→ **Objective**
Wherever a line in the data below holds "display", copy that line.

→ **Provided material**

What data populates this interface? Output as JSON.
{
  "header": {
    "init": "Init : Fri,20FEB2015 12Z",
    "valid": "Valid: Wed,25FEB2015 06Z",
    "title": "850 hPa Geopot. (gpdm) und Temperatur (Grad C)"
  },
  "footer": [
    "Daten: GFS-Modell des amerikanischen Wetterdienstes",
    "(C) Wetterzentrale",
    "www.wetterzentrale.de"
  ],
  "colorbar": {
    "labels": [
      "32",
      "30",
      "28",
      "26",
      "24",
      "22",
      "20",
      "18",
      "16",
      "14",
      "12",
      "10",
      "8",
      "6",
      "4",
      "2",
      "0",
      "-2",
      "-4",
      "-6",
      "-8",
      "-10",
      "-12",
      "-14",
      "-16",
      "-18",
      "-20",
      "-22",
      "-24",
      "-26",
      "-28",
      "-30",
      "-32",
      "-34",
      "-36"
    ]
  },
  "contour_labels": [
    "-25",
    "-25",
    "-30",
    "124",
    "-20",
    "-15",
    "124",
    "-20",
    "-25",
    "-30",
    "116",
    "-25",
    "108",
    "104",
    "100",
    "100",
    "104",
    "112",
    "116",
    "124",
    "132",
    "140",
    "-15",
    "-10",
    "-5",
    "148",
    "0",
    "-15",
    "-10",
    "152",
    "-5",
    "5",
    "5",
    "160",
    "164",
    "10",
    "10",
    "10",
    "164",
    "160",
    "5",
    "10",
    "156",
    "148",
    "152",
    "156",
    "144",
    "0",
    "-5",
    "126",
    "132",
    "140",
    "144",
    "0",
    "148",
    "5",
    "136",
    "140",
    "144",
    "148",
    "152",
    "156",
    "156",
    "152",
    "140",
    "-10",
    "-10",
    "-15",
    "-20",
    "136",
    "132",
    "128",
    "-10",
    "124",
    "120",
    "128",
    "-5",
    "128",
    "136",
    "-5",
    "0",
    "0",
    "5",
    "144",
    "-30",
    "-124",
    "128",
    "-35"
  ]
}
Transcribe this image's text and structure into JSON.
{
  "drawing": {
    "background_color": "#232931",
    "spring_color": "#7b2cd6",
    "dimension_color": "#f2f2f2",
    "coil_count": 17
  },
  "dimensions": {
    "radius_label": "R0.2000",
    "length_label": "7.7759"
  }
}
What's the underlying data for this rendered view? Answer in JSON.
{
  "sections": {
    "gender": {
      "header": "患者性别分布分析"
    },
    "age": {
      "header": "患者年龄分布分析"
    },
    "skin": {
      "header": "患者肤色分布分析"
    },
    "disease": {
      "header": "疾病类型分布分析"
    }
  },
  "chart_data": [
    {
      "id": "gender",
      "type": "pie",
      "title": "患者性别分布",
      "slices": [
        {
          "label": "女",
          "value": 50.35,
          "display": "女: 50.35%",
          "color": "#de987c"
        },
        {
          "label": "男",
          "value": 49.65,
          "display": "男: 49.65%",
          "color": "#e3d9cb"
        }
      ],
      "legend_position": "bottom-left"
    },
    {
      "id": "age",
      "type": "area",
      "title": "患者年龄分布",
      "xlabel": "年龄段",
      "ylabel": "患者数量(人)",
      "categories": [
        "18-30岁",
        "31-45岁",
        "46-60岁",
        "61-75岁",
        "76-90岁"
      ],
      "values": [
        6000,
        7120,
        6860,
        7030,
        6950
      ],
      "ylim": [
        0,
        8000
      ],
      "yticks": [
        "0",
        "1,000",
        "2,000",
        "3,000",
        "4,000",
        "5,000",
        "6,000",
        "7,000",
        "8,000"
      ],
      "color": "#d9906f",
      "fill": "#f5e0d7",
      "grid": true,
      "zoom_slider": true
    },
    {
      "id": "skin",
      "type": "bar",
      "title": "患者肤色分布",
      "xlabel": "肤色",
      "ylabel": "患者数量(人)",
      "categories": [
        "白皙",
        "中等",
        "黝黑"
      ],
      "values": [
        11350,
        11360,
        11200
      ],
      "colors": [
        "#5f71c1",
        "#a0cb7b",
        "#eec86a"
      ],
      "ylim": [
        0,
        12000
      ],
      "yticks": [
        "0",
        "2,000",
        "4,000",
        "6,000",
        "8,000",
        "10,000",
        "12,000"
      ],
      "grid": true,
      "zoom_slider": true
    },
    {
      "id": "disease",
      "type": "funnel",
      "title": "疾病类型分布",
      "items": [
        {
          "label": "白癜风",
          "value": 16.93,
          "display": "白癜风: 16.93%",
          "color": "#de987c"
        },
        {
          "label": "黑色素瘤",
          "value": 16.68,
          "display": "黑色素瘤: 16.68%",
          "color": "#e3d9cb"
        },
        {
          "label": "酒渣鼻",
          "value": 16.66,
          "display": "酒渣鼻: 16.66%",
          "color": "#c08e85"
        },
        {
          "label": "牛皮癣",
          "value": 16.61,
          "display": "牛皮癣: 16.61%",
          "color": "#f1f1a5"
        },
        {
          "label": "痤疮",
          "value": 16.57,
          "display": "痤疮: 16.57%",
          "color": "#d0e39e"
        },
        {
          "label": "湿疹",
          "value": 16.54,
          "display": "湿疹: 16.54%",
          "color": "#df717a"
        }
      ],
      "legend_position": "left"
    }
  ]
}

→ **Worked solution**
          "display": "女: 50.35%",
          "display": "男: 49.65%",
          "display": "白癜风: 16.93%",
          "display": "黑色素瘤: 16.68%",
          "display": "酒渣鼻: 16.66%",
          "display": "牛皮癣: 16.61%",
          "display": "痤疮: 16.57%",
          "display": "湿疹: 16.54%",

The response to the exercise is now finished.